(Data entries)
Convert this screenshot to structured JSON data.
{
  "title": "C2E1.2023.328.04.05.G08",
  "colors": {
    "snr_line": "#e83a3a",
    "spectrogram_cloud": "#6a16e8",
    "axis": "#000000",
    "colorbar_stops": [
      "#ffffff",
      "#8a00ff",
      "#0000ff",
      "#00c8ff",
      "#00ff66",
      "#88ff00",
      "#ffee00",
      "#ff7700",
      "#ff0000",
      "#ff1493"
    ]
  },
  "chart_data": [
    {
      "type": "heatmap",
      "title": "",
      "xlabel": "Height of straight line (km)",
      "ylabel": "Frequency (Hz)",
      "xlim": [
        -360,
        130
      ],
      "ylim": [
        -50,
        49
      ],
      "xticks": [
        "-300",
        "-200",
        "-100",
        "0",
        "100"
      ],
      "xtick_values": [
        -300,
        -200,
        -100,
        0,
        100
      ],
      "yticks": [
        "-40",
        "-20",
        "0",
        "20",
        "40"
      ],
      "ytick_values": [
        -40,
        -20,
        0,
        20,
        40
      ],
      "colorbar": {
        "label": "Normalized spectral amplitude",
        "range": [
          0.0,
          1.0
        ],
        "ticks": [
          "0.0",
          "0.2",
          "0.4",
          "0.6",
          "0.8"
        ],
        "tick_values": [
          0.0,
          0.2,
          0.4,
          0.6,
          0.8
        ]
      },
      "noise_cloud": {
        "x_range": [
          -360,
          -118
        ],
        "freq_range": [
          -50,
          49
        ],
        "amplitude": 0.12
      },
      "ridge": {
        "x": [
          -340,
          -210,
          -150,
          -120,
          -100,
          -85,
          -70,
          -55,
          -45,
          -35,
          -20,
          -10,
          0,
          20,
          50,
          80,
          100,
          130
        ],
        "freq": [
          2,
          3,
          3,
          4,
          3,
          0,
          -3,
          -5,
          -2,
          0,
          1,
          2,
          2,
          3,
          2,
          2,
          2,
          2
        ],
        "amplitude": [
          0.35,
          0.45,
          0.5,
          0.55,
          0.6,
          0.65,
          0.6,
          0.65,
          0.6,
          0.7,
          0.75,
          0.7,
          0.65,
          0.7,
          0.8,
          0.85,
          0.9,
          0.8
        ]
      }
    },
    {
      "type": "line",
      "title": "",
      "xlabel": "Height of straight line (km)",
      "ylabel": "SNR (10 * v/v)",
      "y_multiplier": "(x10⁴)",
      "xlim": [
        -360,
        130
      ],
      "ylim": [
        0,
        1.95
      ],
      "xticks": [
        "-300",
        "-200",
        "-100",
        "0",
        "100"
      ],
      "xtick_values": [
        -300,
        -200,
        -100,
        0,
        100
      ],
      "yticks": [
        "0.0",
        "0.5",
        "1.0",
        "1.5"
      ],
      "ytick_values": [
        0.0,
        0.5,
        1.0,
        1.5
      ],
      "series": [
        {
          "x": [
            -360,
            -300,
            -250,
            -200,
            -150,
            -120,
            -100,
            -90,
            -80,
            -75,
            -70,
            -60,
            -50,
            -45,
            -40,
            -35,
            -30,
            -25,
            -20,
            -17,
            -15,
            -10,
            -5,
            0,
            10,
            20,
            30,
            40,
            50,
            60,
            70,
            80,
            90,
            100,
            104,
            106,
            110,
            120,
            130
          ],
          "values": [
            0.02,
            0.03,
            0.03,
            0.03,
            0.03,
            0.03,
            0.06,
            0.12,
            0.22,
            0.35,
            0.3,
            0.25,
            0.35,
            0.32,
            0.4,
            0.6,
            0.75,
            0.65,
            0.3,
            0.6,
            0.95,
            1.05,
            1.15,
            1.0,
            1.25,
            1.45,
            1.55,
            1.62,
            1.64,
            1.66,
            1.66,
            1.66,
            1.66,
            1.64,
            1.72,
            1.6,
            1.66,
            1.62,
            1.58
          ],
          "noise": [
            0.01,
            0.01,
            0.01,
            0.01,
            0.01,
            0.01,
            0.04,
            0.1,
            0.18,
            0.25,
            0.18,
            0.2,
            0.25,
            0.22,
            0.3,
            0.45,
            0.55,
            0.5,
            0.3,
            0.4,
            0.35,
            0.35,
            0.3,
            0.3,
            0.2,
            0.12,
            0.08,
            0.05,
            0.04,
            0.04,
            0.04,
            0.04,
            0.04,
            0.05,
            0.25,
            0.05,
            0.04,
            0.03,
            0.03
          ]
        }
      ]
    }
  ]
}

## TO DO
Retype the records that precede this task, keeping them exactly the same.

## FINAL RESULT
Convert this screenshot to structured JSON data.
{
  "title": "C2E1.2023.328.04.05.G08",
  "colors": {
    "snr_line": "#e83a3a",
    "spectrogram_cloud": "#6a16e8",
    "axis": "#000000",
    "colorbar_stops": [
      "#ffffff",
      "#8a00ff",
      "#0000ff",
      "#00c8ff",
      "#00ff66",
      "#88ff00",
      "#ffee00",
      "#ff7700",
      "#ff0000",
      "#ff1493"
    ]
  },
  "chart_data": [
    {
      "type": "heatmap",
      "title": "",
      "xlabel": "Height of straight line (km)",
      "ylabel": "Frequency (Hz)",
      "xlim": [
        -360,
        130
      ],
      "ylim": [
        -50,
        49
      ],
      "xticks": [
        "-300",
        "-200",
        "-100",
        "0",
        "100"
      ],
      "xtick_values": [
        -300,
        -200,
        -100,
        0,
        100
      ],
      "yticks": [
        "-40",
        "-20",
        "0",
        "20",
        "40"
      ],
      "ytick_values": [
        -40,
        -20,
        0,
        20,
        40
      ],
      "colorbar": {
        "label": "Normalized spectral amplitude",
        "range": [
          0.0,
          1.0
        ],
        "ticks": [
          "0.0",
          "0.2",
          "0.4",
          "0.6",
          "0.8"
        ],
        "tick_values": [
          0.0,
          0.2,
          0.4,
          0.6,
          0.8
        ]
      },
      "noise_cloud": {
        "x_range": [
          -360,
          -118
        ],
        "freq_range": [
          -50,
          49
        ],
        "amplitude": 0.12
      },
      "ridge": {
        "x": [
          -340,
          -210,
          -150,
          -120,
          -100,
          -85,
          -70,
          -55,
          -45,
          -35,
          -20,
          -10,
          0,
          20,
          50,
          80,
          100,
          130
        ],
        "freq": [
          2,
          3,
          3,
          4,
          3,
          0,
          -3,
          -5,
          -2,
          0,
          1,
          2,
          2,
          3,
          2,
          2,
          2,
          2
        ],
        "amplitude": [
          0.35,
          0.45,
          0.5,
          0.55,
          0.6,
          0.65,
          0.6,
          0.65,
          0.6,
          0.7,
          0.75,
          0.7,
          0.65,
          0.7,
          0.8,
          0.85,
          0.9,
          0.8
        ]
      }
    },
    {
      "type": "line",
      "title": "",
      "xlabel": "Height of straight line (km)",
      "ylabel": "SNR (10 * v/v)",
      "y_multiplier": "(x10⁴)",
      "xlim": [
        -360,
        130
      ],
      "ylim": [
        0,
        1.95
      ],
      "xticks": [
        "-300",
        "-200",
        "-100",
        "0",
        "100"
      ],
      "xtick_values": [
        -300,
        -200,
        -100,
        0,
        100
      ],
      "yticks": [
        "0.0",
        "0.5",
        "1.0",
        "1.5"
      ],
      "ytick_values": [
        0.0,
        0.5,
        1.0,
        1.5
      ],
      "series": [
        {
          "x": [
            -360,
            -300,
            -250,
            -200,
            -150,
            -120,
            -100,
            -90,
            -80,
            -75,
            -70,
            -60,
            -50,
            -45,
            -40,
            -35,
            -30,
            -25,
            -20,
            -17,
            -15,
            -10,
            -5,
            0,
            10,
            20,
            30,
            40,
            50,
            60,
            70,
            80,
            90,
            100,
            104,
            106,
            110,
            120,
            130
          ],
          "values": [
            0.02,
            0.03,
            0.03,
            0.03,
            0.03,
            0.03,
            0.06,
            0.12,
            0.22,
            0.35,
            0.3,
            0.25,
            0.35,
            0.32,
            0.4,
            0.6,
            0.75,
            0.65,
            0.3,
            0.6,
            0.95,
            1.05,
            1.15,
            1.0,
            1.25,
            1.45,
            1.55,
            1.62,
            1.64,
            1.66,
            1.66,
            1.66,
            1.66,
            1.64,
            1.72,
            1.6,
            1.66,
            1.62,
            1.58
          ],
          "noise": [
            0.01,
            0.01,
            0.01,
            0.01,
            0.01,
            0.01,
            0.04,
            0.1,
            0.18,
            0.25,
            0.18,
            0.2,
            0.25,
            0.22,
            0.3,
            0.45,
            0.55,
            0.5,
            0.3,
            0.4,
            0.35,
            0.35,
            0.3,
            0.3,
            0.2,
            0.12,
            0.08,
            0.05,
            0.04,
            0.04,
            0.04,
            0.04,
            0.04,
            0.05,
            0.25,
            0.05,
            0.04,
            0.03,
            0.03
          ]
        }
      ]
    }
  ]
}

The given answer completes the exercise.